- _SHORT TASK_
In the entries below, find the lines with the word "JSON" and copy them.

- _DATASET RECORDS_
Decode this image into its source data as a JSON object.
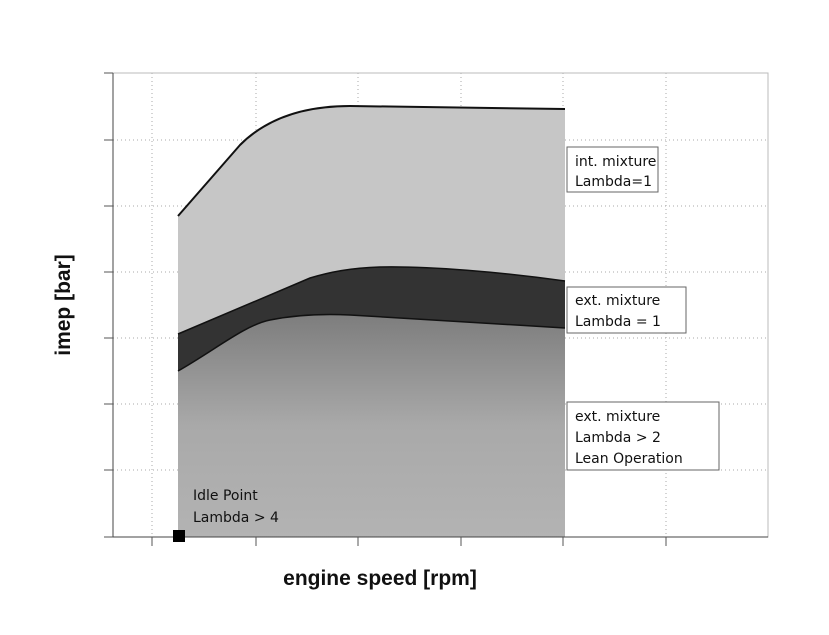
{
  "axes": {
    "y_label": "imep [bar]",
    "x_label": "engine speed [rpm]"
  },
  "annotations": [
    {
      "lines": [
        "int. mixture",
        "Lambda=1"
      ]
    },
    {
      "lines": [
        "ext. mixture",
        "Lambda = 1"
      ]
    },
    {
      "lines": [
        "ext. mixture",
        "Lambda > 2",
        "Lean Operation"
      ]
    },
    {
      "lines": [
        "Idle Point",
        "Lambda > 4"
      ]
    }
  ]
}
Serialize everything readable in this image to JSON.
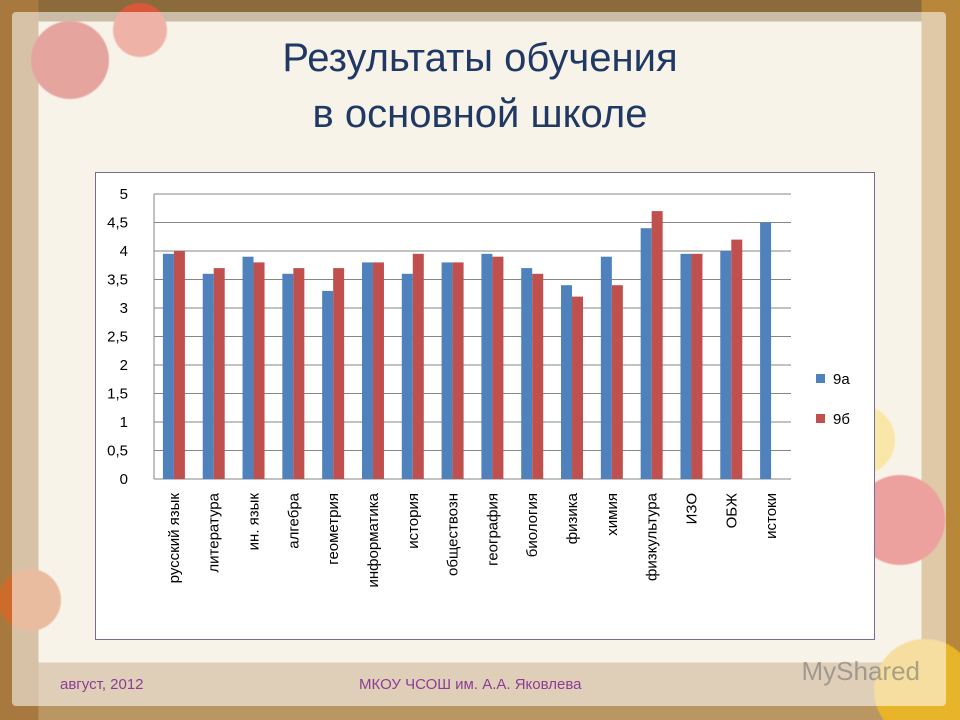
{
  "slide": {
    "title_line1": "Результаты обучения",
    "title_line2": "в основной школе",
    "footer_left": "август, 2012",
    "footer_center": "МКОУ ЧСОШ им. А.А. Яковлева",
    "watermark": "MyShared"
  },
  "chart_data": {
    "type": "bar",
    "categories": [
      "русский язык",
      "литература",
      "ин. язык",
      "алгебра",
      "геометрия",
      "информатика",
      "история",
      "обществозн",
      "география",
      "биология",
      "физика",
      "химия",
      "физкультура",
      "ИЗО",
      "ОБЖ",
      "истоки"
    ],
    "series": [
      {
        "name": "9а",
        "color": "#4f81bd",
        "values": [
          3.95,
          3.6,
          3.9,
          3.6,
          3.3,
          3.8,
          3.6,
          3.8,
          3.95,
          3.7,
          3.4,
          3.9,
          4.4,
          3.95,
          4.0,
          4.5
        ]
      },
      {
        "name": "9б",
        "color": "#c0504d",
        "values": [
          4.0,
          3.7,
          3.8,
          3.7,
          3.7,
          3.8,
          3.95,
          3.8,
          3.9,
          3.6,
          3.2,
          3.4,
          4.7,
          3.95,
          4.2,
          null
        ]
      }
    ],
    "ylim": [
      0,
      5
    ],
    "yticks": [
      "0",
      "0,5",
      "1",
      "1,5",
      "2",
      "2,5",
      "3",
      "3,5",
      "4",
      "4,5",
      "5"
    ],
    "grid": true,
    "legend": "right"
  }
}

...

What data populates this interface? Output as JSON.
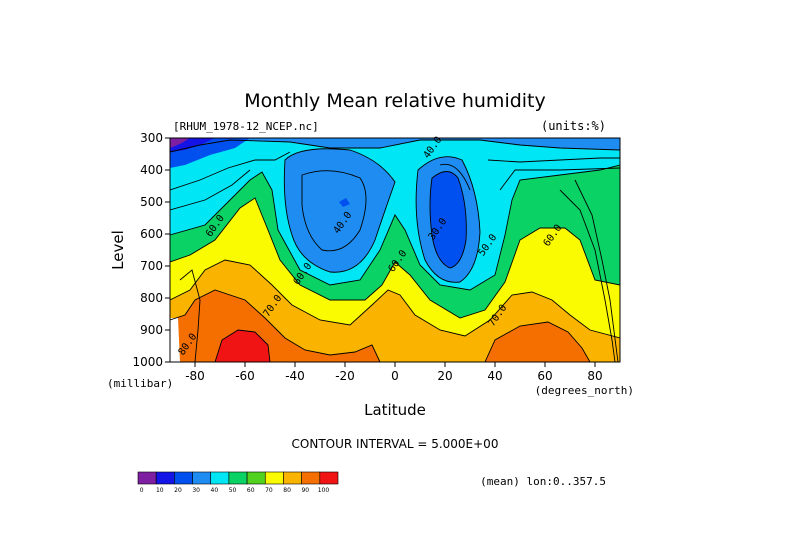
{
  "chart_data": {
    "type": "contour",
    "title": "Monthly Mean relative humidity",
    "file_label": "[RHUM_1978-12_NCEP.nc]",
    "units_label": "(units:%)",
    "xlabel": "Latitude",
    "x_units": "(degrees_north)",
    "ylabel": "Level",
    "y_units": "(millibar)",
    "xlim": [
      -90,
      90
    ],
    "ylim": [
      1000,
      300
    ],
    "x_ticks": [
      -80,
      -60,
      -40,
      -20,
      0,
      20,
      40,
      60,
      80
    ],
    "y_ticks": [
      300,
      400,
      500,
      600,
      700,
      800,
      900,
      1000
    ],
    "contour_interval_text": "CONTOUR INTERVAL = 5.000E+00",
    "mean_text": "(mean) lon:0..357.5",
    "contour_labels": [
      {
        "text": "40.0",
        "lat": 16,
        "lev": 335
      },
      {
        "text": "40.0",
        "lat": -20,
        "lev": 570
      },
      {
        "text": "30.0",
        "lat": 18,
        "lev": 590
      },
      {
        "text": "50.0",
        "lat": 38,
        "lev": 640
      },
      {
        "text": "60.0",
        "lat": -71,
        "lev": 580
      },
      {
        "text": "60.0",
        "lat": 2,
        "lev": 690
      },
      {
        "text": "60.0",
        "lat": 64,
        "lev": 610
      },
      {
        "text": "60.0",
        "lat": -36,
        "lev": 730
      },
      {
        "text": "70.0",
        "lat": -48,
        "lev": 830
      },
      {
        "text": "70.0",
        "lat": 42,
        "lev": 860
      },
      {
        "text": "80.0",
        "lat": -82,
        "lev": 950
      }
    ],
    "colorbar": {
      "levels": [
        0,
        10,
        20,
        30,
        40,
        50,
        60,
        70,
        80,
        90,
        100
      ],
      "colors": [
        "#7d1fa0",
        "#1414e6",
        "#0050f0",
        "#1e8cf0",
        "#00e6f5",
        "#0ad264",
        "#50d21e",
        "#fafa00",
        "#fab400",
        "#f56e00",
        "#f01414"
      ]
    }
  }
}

- _FINAL ANSWER_
Decode this image into its source data as a JSON object.
Serialize everything readable in this image to JSON.
What data populates this interface? Output as JSON.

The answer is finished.